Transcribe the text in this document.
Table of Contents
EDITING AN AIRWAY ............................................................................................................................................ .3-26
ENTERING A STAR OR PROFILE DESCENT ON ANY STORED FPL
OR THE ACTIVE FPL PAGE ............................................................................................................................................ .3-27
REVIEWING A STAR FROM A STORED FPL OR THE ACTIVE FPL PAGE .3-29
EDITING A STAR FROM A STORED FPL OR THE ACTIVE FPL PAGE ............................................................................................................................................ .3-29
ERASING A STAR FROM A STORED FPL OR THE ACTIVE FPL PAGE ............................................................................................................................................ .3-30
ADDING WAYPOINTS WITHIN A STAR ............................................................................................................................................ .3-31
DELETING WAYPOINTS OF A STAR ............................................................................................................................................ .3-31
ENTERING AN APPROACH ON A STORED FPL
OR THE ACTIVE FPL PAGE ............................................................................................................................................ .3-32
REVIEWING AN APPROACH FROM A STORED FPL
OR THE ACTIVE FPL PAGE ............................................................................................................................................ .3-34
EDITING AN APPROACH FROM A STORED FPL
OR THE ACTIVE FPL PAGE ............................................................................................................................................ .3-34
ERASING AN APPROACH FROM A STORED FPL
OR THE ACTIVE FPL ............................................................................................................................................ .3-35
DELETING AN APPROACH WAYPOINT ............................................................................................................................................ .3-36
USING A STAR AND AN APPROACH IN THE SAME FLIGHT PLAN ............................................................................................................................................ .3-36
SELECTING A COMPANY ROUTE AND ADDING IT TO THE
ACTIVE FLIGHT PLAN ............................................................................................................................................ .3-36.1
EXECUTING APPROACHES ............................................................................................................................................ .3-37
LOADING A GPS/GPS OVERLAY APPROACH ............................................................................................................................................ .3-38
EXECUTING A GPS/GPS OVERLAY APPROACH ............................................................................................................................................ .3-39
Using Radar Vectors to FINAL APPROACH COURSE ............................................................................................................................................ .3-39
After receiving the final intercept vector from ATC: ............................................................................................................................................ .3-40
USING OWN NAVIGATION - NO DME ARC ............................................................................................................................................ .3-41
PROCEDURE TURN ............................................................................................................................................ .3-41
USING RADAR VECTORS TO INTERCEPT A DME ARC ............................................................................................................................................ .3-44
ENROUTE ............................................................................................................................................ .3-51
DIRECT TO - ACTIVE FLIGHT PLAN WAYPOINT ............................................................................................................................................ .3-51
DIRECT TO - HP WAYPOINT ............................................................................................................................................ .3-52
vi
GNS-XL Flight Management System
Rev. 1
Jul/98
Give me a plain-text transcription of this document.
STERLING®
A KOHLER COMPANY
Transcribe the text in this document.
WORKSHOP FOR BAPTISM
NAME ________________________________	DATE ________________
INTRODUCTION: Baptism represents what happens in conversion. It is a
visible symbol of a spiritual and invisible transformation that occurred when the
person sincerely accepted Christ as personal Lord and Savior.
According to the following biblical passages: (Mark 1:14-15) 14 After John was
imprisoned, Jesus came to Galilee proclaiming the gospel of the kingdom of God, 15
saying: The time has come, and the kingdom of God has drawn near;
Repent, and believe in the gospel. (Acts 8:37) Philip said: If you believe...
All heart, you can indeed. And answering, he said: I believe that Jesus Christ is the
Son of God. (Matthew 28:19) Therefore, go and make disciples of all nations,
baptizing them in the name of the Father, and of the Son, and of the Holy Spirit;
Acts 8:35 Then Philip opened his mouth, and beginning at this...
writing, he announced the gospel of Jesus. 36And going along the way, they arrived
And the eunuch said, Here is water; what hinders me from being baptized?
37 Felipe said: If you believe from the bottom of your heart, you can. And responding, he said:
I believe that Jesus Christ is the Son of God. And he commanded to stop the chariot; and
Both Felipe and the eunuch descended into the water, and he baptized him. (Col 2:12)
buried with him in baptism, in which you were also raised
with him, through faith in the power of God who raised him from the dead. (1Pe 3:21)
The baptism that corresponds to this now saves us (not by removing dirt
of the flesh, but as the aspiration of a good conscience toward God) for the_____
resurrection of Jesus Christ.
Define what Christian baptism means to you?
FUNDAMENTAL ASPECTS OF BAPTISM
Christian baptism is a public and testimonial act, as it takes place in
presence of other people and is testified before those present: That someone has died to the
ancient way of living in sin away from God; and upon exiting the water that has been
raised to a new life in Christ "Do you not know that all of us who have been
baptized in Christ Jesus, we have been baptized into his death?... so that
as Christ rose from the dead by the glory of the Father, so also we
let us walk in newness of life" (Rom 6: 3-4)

——————————

### Required task
Your task is to repeat the data exactly; please include every line.

### Completed exercise
Transcribe the text in this document.
Table of Contents
EDITING AN AIRWAY ............................................................................................................................................ .3-26
ENTERING A STAR OR PROFILE DESCENT ON ANY STORED FPL
OR THE ACTIVE FPL PAGE ............................................................................................................................................ .3-27
REVIEWING A STAR FROM A STORED FPL OR THE ACTIVE FPL PAGE .3-29
EDITING A STAR FROM A STORED FPL OR THE ACTIVE FPL PAGE ............................................................................................................................................ .3-29
ERASING A STAR FROM A STORED FPL OR THE ACTIVE FPL PAGE ............................................................................................................................................ .3-30
ADDING WAYPOINTS WITHIN A STAR ............................................................................................................................................ .3-31
DELETING WAYPOINTS OF A STAR ............................................................................................................................................ .3-31
ENTERING AN APPROACH ON A STORED FPL
OR THE ACTIVE FPL PAGE ............................................................................................................................................ .3-32
REVIEWING AN APPROACH FROM A STORED FPL
OR THE ACTIVE FPL PAGE ............................................................................................................................................ .3-34
EDITING AN APPROACH FROM A STORED FPL
OR THE ACTIVE FPL PAGE ............................................................................................................................................ .3-34
ERASING AN APPROACH FROM A STORED FPL
OR THE ACTIVE FPL ............................................................................................................................................ .3-35
DELETING AN APPROACH WAYPOINT ............................................................................................................................................ .3-36
USING A STAR AND AN APPROACH IN THE SAME FLIGHT PLAN ............................................................................................................................................ .3-36
SELECTING A COMPANY ROUTE AND ADDING IT TO THE
ACTIVE FLIGHT PLAN ............................................................................................................................................ .3-36.1
EXECUTING APPROACHES ............................................................................................................................................ .3-37
LOADING A GPS/GPS OVERLAY APPROACH ............................................................................................................................................ .3-38
EXECUTING A GPS/GPS OVERLAY APPROACH ............................................................................................................................................ .3-39
Using Radar Vectors to FINAL APPROACH COURSE ............................................................................................................................................ .3-39
After receiving the final intercept vector from ATC: ............................................................................................................................................ .3-40
USING OWN NAVIGATION - NO DME ARC ............................................................................................................................................ .3-41
PROCEDURE TURN ............................................................................................................................................ .3-41
USING RADAR VECTORS TO INTERCEPT A DME ARC ............................................................................................................................................ .3-44
ENROUTE ............................................................................................................................................ .3-51
DIRECT TO - ACTIVE FLIGHT PLAN WAYPOINT ............................................................................................................................................ .3-51
DIRECT TO - HP WAYPOINT ............................................................................................................................................ .3-52
vi
GNS-XL Flight Management System
Rev. 1
Jul/98
Give me a plain-text transcription of this document.
STERLING®
A KOHLER COMPANY
Transcribe the text in this document.
WORKSHOP FOR BAPTISM
NAME ________________________________	DATE ________________
INTRODUCTION: Baptism represents what happens in conversion. It is a
visible symbol of a spiritual and invisible transformation that occurred when the
person sincerely accepted Christ as personal Lord and Savior.
According to the following biblical passages: (Mark 1:14-15) 14 After John was
imprisoned, Jesus came to Galilee proclaiming the gospel of the kingdom of God, 15
saying: The time has come, and the kingdom of God has drawn near;
Repent, and believe in the gospel. (Acts 8:37) Philip said: If you believe...
All heart, you can indeed. And answering, he said: I believe that Jesus Christ is the
Son of God. (Matthew 28:19) Therefore, go and make disciples of all nations,
baptizing them in the name of the Father, and of the Son, and of the Holy Spirit;
Acts 8:35 Then Philip opened his mouth, and beginning at this...
writing, he announced the gospel of Jesus. 36And going along the way, they arrived
And the eunuch said, Here is water; what hinders me from being baptized?
37 Felipe said: If you believe from the bottom of your heart, you can. And responding, he said:
I believe that Jesus Christ is the Son of God. And he commanded to stop the chariot; and
Both Felipe and the eunuch descended into the water, and he baptized him. (Col 2:12)
buried with him in baptism, in which you were also raised
with him, through faith in the power of God who raised him from the dead. (1Pe 3:21)
The baptism that corresponds to this now saves us (not by removing dirt
of the flesh, but as the aspiration of a good conscience toward God) for the_____
resurrection of Jesus Christ.
Define what Christian baptism means to you?
FUNDAMENTAL ASPECTS OF BAPTISM
Christian baptism is a public and testimonial act, as it takes place in
presence of other people and is testified before those present: That someone has died to the
ancient way of living in sin away from God; and upon exiting the water that has been
raised to a new life in Christ "Do you not know that all of us who have been
baptized in Christ Jesus, we have been baptized into his death?... so that
as Christ rose from the dead by the glory of the Father, so also we
let us walk in newness of life" (Rom 6: 3-4)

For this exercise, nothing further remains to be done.